**Stated exercise:**
Wherever the word "captured" appears in the entries, copy the whole line.

**Supplied material:**
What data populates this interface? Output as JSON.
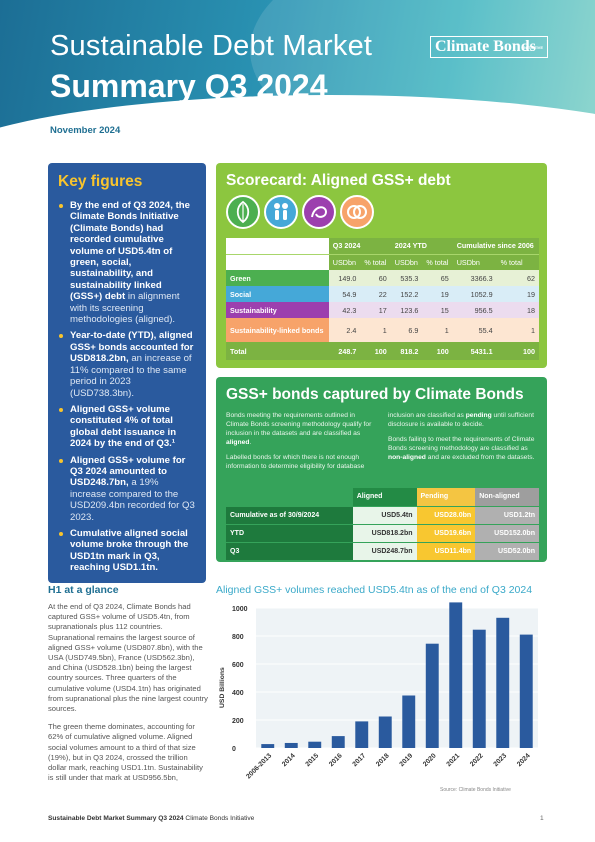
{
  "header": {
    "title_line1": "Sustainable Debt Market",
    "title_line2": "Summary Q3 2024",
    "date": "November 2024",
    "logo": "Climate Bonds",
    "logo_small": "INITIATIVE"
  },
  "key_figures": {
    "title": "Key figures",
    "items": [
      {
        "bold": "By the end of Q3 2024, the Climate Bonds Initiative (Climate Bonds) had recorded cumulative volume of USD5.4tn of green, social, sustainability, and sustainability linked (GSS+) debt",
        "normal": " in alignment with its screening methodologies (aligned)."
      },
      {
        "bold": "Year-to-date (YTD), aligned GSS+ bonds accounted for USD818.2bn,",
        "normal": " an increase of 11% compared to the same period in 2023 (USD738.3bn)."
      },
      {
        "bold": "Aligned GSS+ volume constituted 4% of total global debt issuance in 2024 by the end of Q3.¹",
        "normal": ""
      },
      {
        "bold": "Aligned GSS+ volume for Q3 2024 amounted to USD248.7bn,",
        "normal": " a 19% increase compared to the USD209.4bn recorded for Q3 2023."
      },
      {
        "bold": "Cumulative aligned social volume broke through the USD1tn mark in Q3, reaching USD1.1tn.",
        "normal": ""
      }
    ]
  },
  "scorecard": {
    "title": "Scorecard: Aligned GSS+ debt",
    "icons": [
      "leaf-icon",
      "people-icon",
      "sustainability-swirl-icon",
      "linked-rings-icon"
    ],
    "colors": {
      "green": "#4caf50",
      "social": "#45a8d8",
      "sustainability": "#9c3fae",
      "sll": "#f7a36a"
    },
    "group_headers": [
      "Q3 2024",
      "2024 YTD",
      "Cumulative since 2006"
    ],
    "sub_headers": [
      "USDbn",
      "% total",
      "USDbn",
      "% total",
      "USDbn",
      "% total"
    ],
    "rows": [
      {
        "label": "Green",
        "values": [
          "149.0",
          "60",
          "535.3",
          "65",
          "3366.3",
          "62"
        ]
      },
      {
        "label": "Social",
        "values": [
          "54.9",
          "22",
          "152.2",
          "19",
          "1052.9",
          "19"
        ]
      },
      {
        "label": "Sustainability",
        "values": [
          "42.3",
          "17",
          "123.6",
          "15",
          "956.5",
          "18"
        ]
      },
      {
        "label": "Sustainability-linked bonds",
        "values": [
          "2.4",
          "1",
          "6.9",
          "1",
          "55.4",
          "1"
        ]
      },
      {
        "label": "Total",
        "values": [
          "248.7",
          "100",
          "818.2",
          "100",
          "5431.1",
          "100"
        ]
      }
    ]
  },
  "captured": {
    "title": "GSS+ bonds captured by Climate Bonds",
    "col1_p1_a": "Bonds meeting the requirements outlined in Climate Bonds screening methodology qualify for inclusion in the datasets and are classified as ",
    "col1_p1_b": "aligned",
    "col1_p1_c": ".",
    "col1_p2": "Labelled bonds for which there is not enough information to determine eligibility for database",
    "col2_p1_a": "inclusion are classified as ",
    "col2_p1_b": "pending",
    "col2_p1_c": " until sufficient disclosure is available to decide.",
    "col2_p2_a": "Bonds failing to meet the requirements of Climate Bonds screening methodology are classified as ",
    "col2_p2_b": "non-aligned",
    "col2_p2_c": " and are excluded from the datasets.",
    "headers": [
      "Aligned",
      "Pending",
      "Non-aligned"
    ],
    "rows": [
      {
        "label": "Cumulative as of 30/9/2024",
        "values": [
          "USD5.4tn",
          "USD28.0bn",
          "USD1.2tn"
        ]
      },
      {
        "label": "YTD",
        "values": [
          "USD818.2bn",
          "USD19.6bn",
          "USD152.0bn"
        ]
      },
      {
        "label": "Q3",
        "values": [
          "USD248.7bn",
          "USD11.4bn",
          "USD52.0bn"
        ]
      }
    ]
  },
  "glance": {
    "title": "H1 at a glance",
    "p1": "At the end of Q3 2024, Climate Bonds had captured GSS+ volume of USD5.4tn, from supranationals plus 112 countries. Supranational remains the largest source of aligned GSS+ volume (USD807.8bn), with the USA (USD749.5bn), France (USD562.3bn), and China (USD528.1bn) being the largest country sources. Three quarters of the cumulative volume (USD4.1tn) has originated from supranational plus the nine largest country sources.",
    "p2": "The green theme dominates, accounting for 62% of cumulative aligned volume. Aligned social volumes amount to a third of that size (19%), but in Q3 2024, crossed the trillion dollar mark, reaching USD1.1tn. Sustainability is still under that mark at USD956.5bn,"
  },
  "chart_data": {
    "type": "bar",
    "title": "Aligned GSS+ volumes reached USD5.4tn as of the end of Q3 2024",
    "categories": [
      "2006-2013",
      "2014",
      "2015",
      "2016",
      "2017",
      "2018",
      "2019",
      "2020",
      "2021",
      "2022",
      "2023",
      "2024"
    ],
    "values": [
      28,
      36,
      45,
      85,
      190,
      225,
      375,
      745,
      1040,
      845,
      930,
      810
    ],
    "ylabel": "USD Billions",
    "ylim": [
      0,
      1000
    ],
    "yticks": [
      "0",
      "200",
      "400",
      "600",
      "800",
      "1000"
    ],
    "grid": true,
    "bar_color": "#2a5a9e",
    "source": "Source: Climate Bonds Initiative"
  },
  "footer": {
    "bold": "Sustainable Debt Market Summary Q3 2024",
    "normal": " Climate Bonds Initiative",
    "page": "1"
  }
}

==

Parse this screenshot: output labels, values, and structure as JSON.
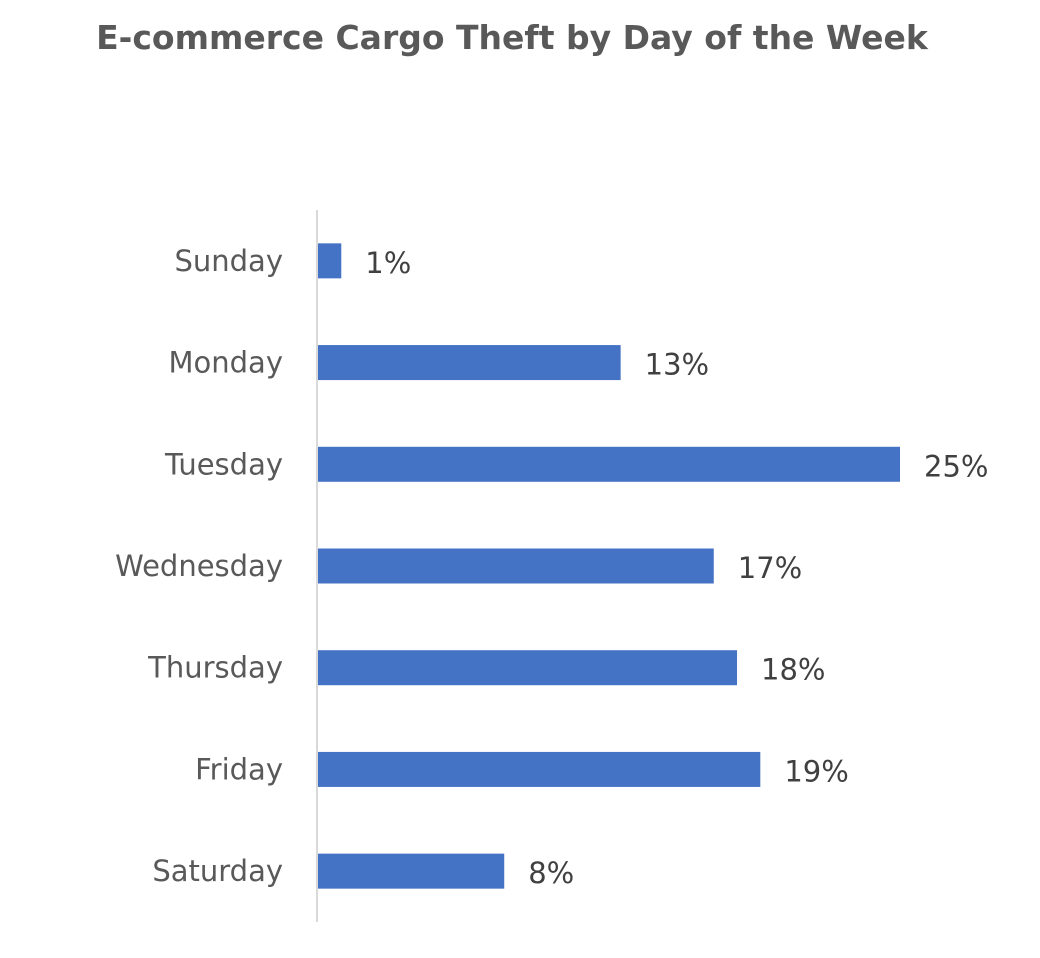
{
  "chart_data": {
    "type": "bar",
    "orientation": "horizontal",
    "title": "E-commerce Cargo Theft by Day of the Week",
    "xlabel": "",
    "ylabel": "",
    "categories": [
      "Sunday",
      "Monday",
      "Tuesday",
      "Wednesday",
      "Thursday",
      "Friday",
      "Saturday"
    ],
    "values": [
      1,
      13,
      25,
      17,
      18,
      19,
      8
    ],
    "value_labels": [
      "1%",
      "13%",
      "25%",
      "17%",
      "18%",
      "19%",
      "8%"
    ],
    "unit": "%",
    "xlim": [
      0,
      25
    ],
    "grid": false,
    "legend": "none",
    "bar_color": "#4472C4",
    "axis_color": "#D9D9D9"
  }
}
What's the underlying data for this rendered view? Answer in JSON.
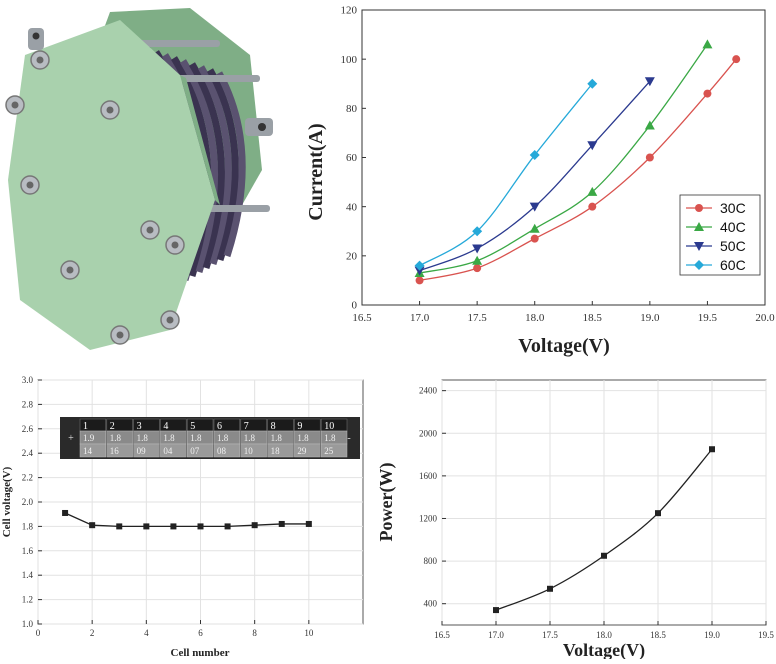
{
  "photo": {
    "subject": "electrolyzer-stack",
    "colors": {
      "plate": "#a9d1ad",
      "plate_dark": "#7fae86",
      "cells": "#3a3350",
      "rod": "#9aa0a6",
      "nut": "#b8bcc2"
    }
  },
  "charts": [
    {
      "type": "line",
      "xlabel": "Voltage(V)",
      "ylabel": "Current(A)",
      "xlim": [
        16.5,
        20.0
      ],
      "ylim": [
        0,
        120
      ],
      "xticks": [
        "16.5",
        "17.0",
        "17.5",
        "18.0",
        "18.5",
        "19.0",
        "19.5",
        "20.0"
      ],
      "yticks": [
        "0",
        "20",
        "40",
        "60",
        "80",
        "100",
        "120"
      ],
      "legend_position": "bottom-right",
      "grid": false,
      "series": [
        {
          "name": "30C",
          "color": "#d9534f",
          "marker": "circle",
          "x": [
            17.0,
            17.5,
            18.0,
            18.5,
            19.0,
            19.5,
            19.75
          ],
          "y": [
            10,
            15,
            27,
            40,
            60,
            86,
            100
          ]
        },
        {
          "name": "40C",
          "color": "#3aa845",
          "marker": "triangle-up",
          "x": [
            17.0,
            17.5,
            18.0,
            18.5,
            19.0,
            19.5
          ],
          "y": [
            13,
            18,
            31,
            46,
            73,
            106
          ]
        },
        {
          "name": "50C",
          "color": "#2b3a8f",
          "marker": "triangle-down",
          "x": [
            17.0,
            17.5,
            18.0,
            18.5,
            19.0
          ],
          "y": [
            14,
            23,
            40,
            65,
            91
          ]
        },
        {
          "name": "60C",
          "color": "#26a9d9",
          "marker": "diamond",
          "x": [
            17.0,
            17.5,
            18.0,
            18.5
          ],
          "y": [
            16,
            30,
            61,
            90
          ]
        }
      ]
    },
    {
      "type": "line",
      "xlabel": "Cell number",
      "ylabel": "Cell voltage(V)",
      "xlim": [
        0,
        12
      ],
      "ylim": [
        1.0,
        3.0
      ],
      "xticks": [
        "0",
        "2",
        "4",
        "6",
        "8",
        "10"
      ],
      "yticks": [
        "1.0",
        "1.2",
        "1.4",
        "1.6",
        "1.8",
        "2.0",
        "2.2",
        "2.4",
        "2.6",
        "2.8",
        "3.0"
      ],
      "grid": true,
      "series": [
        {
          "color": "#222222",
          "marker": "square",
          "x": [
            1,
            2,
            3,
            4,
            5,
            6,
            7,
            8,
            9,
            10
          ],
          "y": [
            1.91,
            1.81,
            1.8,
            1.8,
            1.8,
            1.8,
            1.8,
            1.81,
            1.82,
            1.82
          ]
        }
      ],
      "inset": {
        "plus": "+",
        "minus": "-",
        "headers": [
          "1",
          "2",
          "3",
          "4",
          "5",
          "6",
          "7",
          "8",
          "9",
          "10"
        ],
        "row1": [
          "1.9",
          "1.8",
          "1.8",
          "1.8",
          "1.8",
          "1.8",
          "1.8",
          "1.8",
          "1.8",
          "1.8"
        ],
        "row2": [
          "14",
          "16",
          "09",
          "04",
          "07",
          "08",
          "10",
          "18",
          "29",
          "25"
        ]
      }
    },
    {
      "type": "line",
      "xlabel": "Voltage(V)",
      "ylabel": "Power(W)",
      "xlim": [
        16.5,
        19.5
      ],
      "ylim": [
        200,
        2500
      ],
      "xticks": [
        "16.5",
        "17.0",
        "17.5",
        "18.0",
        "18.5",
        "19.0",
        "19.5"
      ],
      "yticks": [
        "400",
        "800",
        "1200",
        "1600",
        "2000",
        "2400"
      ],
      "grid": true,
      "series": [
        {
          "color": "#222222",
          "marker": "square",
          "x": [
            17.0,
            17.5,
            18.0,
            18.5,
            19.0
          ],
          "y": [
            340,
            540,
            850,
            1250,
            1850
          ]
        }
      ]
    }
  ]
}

**Expected answer:**
  "captured": {
    "title": "GSS+ bonds captured by Climate Bonds",
    "p1": "At the end of Q3 2024, Climate Bonds had captured GSS+ volume of USD5.4tn, from supranationals plus 112 countries. Supranational remains the largest source of aligned GSS+ volume (USD807.8bn), with the USA (USD749.5bn), France (USD562.3bn), and China (USD528.1bn) being the largest country sources. Three quarters of the cumulative volume (USD4.1tn) has originated from supranational plus the nine largest country sources.",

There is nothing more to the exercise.